Текст для чтения -
================

Олег Лекманов
Как и из чего сделан «Неживой зверь» Н. Тэффи
1.
Рассказ, о котором пойдет речь, – программный. Именно его заглавие было в итоге присвоено сборнику рассказов Тэффи, вышедшему в издательстве «Новый Сатирикон» в 1916 году.
А первая публикация «Неживого зверя» состоялась в номере газеты «Русское слово» от 25 декабря 1911 года. Не только день, выбранный для этой публикации (западное Рождество) вкупе с фамилией автора (популярной юмористки), но и начальная фраза рассказа («На елке было весело». (296)1) вводили читателя в заблуждение, обещая ему благостную рождественскую историю с обязательным счастливым концом.
Это заблуждение не развеивалось и после прочтения двух начальных абзацев:
«На елке было весело. Наехало много гостей, и больших, и маленьких. Был даже один мальчик, про которого нянька шепнула Кате, что его сегодня высекли. Это было так интересно, что Катя почти весь вечер не отходила от него; всё ждала, что он что-нибудь особенное скажет, и смотрела на него с уважением и страхом. Но высеченный мальчик вел себя, как самый обыкновенный, выпрашивал пряники, трубил в трубу и хлопал хлопушками, так что Кате, как ни горько, пришлось разочароваться и отойти от него.

================

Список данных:

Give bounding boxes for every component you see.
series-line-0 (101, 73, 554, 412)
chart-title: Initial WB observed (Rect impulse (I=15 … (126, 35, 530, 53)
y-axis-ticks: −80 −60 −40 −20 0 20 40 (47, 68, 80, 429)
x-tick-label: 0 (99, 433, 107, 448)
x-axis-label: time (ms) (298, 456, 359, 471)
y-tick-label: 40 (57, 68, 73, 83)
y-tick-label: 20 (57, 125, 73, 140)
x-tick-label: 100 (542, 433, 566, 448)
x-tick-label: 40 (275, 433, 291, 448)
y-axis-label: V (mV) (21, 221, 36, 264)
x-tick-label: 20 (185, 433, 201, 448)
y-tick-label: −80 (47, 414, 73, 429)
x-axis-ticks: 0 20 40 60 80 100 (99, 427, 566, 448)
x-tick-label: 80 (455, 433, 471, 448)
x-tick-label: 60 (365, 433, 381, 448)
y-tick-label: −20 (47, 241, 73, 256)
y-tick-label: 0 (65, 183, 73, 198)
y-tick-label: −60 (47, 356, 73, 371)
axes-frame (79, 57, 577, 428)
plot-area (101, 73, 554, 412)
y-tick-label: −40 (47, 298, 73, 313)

================

Задания -
**A)** Перечислите по статье о «Неживом звере» все действия высеченного мальчика на елке.
**B)** Воспроизведите без изменений фрагмент статьи о «Неживом звере», который открывается словами «Рассказ, о котором» и завершается словами «обязательным счастливым концом.».

Ответы -
**A)** Выпрашивал пряники, трубил в трубу, хлопал хлопушками.

**B)**
Рассказ, о котором пойдет речь, – программный. Именно его заглавие было в итоге присвоено сборнику рассказов Тэффи, вышедшему в издательстве «Новый Сатирикон» в 1916 году.
А первая публикация «Неживого зверя» состоялась в номере газеты «Русское слово» от 25 декабря 1911 года. Не только день, выбранный для этой публикации (западное Рождество) вкупе с фамилией автора (популярной юмористки), но и начальная фраза рассказа («На елке было весело». (296)1) вводили читателя в заблуждение, обещая ему благостную рождественскую историю с обязательным счастливым концом.